■ **Work required**
Copy all lines in which the word "실수이므로" can be found.

■ **Record set**
#####
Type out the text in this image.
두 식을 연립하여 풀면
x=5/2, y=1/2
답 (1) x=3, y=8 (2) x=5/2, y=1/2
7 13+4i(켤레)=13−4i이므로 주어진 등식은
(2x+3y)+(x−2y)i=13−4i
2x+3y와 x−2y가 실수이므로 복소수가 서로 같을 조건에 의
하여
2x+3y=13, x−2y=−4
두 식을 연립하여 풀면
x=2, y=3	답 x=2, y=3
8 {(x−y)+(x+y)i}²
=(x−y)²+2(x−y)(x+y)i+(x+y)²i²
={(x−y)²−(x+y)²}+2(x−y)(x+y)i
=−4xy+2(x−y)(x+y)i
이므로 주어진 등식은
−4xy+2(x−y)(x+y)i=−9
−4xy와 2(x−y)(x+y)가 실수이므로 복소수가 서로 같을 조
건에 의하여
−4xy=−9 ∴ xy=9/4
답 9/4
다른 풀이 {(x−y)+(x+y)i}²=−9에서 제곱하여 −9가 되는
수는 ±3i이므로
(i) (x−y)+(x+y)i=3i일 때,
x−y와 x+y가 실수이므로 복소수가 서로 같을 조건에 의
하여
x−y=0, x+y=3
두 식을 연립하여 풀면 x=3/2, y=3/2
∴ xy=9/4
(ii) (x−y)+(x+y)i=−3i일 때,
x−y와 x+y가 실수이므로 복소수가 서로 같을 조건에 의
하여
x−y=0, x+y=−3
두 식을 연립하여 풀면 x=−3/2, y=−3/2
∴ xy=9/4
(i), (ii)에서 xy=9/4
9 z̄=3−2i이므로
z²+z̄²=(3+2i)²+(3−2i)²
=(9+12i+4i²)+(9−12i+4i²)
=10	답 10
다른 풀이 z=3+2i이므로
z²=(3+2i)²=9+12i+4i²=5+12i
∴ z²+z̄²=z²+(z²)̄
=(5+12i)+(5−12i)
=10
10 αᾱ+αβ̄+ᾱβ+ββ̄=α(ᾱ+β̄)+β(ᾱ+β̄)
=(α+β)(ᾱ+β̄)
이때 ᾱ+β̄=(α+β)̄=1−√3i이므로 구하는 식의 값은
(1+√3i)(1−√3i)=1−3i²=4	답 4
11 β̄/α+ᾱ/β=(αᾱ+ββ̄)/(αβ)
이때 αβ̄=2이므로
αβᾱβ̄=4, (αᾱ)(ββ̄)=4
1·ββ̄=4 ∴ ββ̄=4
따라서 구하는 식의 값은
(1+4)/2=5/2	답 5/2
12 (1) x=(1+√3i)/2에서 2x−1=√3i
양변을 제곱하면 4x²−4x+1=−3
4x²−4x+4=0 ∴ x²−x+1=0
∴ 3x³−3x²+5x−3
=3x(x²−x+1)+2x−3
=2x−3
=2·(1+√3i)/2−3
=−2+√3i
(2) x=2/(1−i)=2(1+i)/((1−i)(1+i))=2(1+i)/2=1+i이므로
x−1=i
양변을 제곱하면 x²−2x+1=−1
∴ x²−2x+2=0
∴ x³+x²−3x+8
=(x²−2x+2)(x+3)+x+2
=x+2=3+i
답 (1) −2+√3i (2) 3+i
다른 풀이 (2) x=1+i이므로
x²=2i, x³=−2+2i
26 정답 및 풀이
#####
■ **Solution**
2x+3y와 x−2y가 실수이므로 복소수가 서로 같을 조건에 의
−4xy와 2(x−y)(x+y)가 실수이므로 복소수가 서로 같을 조
x−y와 x+y가 실수이므로 복소수가 서로 같을 조건에 의
x−y와 x+y가 실수이므로 복소수가 서로 같을 조건에 의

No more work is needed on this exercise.